▶ Exercise
Copy out every line of the entries below, leaving each one precisely as it appears.

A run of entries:
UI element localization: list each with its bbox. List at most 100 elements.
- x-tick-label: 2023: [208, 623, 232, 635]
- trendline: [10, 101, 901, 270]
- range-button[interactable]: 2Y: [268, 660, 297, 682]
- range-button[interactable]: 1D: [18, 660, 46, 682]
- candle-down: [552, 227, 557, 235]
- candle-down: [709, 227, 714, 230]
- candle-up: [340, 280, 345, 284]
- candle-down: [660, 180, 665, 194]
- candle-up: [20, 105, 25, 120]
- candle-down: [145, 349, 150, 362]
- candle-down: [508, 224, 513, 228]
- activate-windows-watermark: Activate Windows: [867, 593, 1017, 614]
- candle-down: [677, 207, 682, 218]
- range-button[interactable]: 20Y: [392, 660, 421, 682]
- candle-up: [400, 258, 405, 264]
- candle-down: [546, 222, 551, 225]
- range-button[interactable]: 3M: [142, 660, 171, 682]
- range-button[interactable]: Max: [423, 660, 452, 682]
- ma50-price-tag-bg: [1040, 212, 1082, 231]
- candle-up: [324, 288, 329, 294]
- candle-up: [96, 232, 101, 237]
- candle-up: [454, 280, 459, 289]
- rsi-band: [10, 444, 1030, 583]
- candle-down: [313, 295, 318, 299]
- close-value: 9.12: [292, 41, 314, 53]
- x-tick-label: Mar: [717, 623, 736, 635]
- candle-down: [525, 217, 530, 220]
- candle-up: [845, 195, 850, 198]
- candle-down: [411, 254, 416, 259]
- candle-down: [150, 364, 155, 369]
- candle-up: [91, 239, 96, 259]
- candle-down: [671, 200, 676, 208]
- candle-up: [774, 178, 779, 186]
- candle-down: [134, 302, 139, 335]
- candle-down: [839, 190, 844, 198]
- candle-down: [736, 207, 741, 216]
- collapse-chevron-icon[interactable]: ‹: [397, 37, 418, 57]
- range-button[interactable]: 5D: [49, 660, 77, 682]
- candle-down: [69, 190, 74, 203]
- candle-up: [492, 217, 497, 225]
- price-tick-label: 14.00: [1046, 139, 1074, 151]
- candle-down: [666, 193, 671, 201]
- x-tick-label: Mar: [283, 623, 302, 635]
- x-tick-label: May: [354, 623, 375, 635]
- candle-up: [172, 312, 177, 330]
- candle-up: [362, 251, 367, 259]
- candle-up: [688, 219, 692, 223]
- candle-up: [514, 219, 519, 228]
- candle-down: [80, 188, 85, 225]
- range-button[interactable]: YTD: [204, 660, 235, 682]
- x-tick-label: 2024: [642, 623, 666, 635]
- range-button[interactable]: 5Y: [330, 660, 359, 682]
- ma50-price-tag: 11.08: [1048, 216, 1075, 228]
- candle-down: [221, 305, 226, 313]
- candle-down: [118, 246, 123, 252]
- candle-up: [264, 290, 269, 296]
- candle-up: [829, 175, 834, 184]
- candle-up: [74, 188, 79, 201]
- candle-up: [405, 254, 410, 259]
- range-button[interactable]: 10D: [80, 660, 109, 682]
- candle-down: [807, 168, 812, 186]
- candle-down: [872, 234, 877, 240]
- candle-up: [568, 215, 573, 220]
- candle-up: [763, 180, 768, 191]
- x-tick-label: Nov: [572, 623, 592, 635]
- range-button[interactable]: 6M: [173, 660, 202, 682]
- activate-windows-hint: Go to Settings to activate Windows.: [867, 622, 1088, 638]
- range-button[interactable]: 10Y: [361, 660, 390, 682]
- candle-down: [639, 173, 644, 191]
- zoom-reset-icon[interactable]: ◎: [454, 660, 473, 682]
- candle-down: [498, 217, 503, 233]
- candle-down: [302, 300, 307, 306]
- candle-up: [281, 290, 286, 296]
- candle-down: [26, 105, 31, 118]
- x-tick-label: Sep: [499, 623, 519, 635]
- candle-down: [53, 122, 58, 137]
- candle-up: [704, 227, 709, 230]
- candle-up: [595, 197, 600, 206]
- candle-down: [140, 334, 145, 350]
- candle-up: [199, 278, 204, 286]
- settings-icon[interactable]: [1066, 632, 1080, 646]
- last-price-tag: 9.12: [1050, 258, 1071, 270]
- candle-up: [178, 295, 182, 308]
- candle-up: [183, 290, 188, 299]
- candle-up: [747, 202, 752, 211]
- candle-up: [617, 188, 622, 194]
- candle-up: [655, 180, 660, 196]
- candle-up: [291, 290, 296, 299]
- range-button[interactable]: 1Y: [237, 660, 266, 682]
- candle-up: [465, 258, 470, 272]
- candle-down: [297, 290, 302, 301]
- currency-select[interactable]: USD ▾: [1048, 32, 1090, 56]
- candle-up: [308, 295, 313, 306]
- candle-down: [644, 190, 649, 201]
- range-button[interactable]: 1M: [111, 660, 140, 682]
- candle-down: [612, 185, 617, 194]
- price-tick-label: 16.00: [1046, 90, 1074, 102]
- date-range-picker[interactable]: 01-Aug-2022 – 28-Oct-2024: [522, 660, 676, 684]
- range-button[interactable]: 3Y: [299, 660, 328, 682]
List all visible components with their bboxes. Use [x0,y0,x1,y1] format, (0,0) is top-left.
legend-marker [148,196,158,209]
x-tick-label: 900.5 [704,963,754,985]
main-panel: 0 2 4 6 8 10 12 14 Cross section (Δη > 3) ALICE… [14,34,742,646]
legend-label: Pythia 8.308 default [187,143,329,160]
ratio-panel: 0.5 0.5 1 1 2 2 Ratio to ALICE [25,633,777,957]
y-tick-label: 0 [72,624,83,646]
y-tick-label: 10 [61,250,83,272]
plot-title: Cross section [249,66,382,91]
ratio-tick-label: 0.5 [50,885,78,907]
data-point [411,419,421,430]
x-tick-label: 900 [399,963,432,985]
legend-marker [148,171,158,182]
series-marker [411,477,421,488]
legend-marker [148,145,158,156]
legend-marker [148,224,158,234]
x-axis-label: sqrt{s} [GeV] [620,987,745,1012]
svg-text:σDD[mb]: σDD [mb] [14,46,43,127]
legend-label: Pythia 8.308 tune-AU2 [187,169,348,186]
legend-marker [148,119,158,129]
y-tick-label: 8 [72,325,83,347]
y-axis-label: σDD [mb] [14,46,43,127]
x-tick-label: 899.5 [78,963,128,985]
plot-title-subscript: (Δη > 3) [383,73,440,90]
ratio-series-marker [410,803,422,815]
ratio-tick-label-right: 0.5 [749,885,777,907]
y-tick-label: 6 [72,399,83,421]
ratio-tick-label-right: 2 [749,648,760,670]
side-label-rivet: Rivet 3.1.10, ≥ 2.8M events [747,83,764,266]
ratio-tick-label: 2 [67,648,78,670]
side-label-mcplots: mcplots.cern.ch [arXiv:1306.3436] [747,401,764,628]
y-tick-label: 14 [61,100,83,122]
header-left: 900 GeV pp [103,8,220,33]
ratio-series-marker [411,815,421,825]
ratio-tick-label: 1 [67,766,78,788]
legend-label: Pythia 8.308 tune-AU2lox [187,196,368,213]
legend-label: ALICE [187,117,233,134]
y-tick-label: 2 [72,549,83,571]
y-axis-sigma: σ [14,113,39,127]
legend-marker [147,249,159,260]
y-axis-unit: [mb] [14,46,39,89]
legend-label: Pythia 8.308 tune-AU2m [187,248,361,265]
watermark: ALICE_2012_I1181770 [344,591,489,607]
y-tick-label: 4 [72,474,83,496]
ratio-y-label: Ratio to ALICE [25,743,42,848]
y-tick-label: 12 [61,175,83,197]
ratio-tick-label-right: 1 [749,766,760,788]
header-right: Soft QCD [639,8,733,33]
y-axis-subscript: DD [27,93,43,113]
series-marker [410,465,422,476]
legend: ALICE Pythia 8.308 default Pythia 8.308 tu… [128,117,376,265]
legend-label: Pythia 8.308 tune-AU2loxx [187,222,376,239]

▶ Written response
UI element localization: list each with its bbox. List at most 100 elements.
- x-tick-label: 2023: [208, 623, 232, 635]
- trendline: [10, 101, 901, 270]
- range-button[interactable]: 2Y: [268, 660, 297, 682]
- range-button[interactable]: 1D: [18, 660, 46, 682]
- candle-down: [552, 227, 557, 235]
- candle-down: [709, 227, 714, 230]
- candle-up: [340, 280, 345, 284]
- candle-down: [660, 180, 665, 194]
- candle-up: [20, 105, 25, 120]
- candle-down: [145, 349, 150, 362]
- candle-down: [508, 224, 513, 228]
- activate-windows-watermark: Activate Windows: [867, 593, 1017, 614]
- candle-down: [677, 207, 682, 218]
- range-button[interactable]: 20Y: [392, 660, 421, 682]
- candle-up: [400, 258, 405, 264]
- candle-down: [546, 222, 551, 225]
- range-button[interactable]: 3M: [142, 660, 171, 682]
- range-button[interactable]: Max: [423, 660, 452, 682]
- ma50-price-tag-bg: [1040, 212, 1082, 231]
- candle-up: [324, 288, 329, 294]
- candle-up: [96, 232, 101, 237]
- candle-up: [454, 280, 459, 289]
- rsi-band: [10, 444, 1030, 583]
- candle-down: [313, 295, 318, 299]
- close-value: 9.12: [292, 41, 314, 53]
- x-tick-label: Mar: [717, 623, 736, 635]
- candle-down: [525, 217, 530, 220]
- candle-up: [845, 195, 850, 198]
- candle-down: [411, 254, 416, 259]
- candle-down: [150, 364, 155, 369]
- candle-up: [91, 239, 96, 259]
- candle-down: [671, 200, 676, 208]
- candle-up: [774, 178, 779, 186]
- candle-down: [134, 302, 139, 335]
- candle-down: [839, 190, 844, 198]
- candle-down: [736, 207, 741, 216]
- collapse-chevron-icon[interactable]: ‹: [397, 37, 418, 57]
- range-button[interactable]: 5D: [49, 660, 77, 682]
- candle-down: [69, 190, 74, 203]
- candle-up: [492, 217, 497, 225]
- price-tick-label: 14.00: [1046, 139, 1074, 151]
- candle-down: [666, 193, 671, 201]
- x-tick-label: Mar: [283, 623, 302, 635]
- x-tick-label: May: [354, 623, 375, 635]
- candle-up: [172, 312, 177, 330]
- candle-up: [362, 251, 367, 259]
- candle-up: [688, 219, 692, 223]
- candle-up: [514, 219, 519, 228]
- candle-down: [80, 188, 85, 225]
- range-button[interactable]: YTD: [204, 660, 235, 682]
- x-tick-label: 2024: [642, 623, 666, 635]
- range-button[interactable]: 5Y: [330, 660, 359, 682]
- ma50-price-tag: 11.08: [1048, 216, 1075, 228]
- candle-down: [221, 305, 226, 313]
- candle-down: [118, 246, 123, 252]
- candle-up: [264, 290, 269, 296]
- candle-up: [829, 175, 834, 184]
- candle-up: [74, 188, 79, 201]
- candle-up: [405, 254, 410, 259]
- range-button[interactable]: 10D: [80, 660, 109, 682]
- candle-down: [807, 168, 812, 186]
- candle-down: [872, 234, 877, 240]
- candle-up: [568, 215, 573, 220]
- candle-up: [763, 180, 768, 191]
- x-tick-label: Nov: [572, 623, 592, 635]
- range-button[interactable]: 6M: [173, 660, 202, 682]
- activate-windows-hint: Go to Settings to activate Windows.: [867, 622, 1088, 638]
- range-button[interactable]: 10Y: [361, 660, 390, 682]
- candle-down: [639, 173, 644, 191]
- zoom-reset-icon[interactable]: ◎: [454, 660, 473, 682]
- candle-down: [498, 217, 503, 233]
- candle-down: [302, 300, 307, 306]
- candle-up: [281, 290, 286, 296]
- candle-down: [26, 105, 31, 118]
- x-tick-label: Sep: [499, 623, 519, 635]
- candle-down: [53, 122, 58, 137]
- candle-up: [704, 227, 709, 230]
- candle-up: [595, 197, 600, 206]
- candle-down: [140, 334, 145, 350]
- candle-up: [199, 278, 204, 286]
- settings-icon[interactable]: [1066, 632, 1080, 646]
- last-price-tag: 9.12: [1050, 258, 1071, 270]
- candle-up: [178, 295, 182, 308]
- candle-up: [183, 290, 188, 299]
- candle-up: [747, 202, 752, 211]
- candle-up: [617, 188, 622, 194]
- candle-up: [655, 180, 660, 196]
- candle-up: [291, 290, 296, 299]
- range-button[interactable]: 1Y: [237, 660, 266, 682]
- candle-up: [465, 258, 470, 272]
- candle-down: [297, 290, 302, 301]
- currency-select[interactable]: USD ▾: [1048, 32, 1090, 56]
- candle-up: [308, 295, 313, 306]
- candle-down: [644, 190, 649, 201]
- range-button[interactable]: 1M: [111, 660, 140, 682]
- candle-down: [612, 185, 617, 194]
- price-tick-label: 16.00: [1046, 90, 1074, 102]
- date-range-picker[interactable]: 01-Aug-2022 – 28-Oct-2024: [522, 660, 676, 684]
- range-button[interactable]: 3Y: [299, 660, 328, 682]
List all visible components with their bboxes. Use [x0,y0,x1,y1] format, (0,0) is top-left.
legend-marker [148,196,158,209]
x-tick-label: 900.5 [704,963,754,985]
main-panel: 0 2 4 6 8 10 12 14 Cross section (Δη > 3) ALICE… [14,34,742,646]
legend-label: Pythia 8.308 default [187,143,329,160]
ratio-panel: 0.5 0.5 1 1 2 2 Ratio to ALICE [25,633,777,957]
y-tick-label: 0 [72,624,83,646]
y-tick-label: 10 [61,250,83,272]
plot-title: Cross section [249,66,382,91]
ratio-tick-label: 0.5 [50,885,78,907]
data-point [411,419,421,430]
x-tick-label: 900 [399,963,432,985]
legend-marker [148,171,158,182]
series-marker [411,477,421,488]
legend-marker [148,145,158,156]
legend-marker [148,224,158,234]
x-axis-label: sqrt{s} [GeV] [620,987,745,1012]
svg-text:σDD[mb]: σDD [mb] [14,46,43,127]
legend-label: Pythia 8.308 tune-AU2 [187,169,348,186]
legend-marker [148,119,158,129]
y-tick-label: 8 [72,325,83,347]
y-axis-label: σDD [mb] [14,46,43,127]
x-tick-label: 899.5 [78,963,128,985]
plot-title-subscript: (Δη > 3) [383,73,440,90]
ratio-series-marker [410,803,422,815]
ratio-tick-label-right: 0.5 [749,885,777,907]
y-tick-label: 6 [72,399,83,421]
ratio-tick-label-right: 2 [749,648,760,670]
side-label-rivet: Rivet 3.1.10, ≥ 2.8M events [747,83,764,266]
ratio-tick-label: 2 [67,648,78,670]
side-label-mcplots: mcplots.cern.ch [arXiv:1306.3436] [747,401,764,628]
y-tick-label: 14 [61,100,83,122]
header-left: 900 GeV pp [103,8,220,33]
ratio-series-marker [411,815,421,825]
ratio-tick-label: 1 [67,766,78,788]
legend-label: Pythia 8.308 tune-AU2lox [187,196,368,213]
legend-label: ALICE [187,117,233,134]
y-tick-label: 2 [72,549,83,571]
y-axis-sigma: σ [14,113,39,127]
legend-marker [147,249,159,260]
y-axis-unit: [mb] [14,46,39,89]
legend-label: Pythia 8.308 tune-AU2m [187,248,361,265]
watermark: ALICE_2012_I1181770 [344,591,489,607]
y-tick-label: 4 [72,474,83,496]
ratio-y-label: Ratio to ALICE [25,743,42,848]
y-tick-label: 12 [61,175,83,197]
ratio-tick-label-right: 1 [749,766,760,788]
header-right: Soft QCD [639,8,733,33]
y-axis-subscript: DD [27,93,43,113]
series-marker [410,465,422,476]
legend: ALICE Pythia 8.308 default Pythia 8.308 tu… [128,117,376,265]
legend-label: Pythia 8.308 tune-AU2loxx [187,222,376,239]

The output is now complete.